__Short exercise__.
Say how many lines contain "Texas", using only the number.

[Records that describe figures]
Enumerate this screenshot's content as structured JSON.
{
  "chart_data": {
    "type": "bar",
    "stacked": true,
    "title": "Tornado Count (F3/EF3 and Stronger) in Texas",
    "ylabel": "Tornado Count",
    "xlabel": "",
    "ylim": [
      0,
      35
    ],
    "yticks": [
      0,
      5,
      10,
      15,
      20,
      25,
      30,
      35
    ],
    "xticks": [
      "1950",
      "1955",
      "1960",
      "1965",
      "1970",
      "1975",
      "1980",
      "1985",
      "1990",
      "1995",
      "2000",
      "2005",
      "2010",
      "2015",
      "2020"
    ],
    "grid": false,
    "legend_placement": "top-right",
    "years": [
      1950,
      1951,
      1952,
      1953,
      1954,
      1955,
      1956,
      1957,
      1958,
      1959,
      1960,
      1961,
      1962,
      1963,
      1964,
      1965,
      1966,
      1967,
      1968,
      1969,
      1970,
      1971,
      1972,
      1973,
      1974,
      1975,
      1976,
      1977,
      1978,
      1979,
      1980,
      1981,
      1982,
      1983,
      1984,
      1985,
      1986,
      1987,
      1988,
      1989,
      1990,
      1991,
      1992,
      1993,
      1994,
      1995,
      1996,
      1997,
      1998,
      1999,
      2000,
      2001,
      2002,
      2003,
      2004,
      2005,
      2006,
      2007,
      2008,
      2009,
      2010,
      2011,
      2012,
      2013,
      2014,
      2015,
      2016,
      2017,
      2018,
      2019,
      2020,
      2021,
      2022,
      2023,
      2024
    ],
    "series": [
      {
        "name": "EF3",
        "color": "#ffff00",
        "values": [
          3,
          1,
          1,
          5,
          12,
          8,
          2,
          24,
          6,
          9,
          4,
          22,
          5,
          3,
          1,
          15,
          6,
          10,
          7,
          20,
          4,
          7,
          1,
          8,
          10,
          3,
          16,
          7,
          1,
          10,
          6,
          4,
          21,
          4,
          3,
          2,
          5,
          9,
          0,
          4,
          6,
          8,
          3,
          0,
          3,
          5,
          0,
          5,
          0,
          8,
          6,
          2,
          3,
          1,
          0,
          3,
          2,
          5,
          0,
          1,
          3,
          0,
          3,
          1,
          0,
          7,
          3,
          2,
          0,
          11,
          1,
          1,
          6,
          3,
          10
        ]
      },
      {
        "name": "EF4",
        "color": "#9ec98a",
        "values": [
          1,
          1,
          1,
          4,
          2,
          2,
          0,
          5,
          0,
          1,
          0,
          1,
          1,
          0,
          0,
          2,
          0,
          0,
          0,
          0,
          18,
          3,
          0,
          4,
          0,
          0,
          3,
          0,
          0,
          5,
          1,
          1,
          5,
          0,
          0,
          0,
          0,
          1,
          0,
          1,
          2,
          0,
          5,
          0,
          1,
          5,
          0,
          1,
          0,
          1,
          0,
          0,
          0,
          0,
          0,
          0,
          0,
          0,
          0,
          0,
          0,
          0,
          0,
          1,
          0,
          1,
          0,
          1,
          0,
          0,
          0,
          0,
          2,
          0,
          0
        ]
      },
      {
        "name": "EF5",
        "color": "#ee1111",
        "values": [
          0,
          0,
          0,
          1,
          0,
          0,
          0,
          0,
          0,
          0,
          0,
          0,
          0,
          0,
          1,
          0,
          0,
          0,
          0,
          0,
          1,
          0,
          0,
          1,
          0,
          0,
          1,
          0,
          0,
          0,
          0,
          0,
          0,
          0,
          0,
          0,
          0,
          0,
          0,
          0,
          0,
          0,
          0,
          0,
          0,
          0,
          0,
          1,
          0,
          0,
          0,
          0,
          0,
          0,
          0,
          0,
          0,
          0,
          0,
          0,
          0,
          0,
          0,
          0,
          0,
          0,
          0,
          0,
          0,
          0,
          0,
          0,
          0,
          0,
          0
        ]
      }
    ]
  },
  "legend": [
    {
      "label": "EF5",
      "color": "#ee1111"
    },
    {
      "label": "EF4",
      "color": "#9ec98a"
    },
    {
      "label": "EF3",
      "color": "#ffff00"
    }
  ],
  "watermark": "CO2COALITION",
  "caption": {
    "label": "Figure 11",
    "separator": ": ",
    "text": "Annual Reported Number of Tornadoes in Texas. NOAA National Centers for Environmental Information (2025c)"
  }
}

__Exercise result__.
2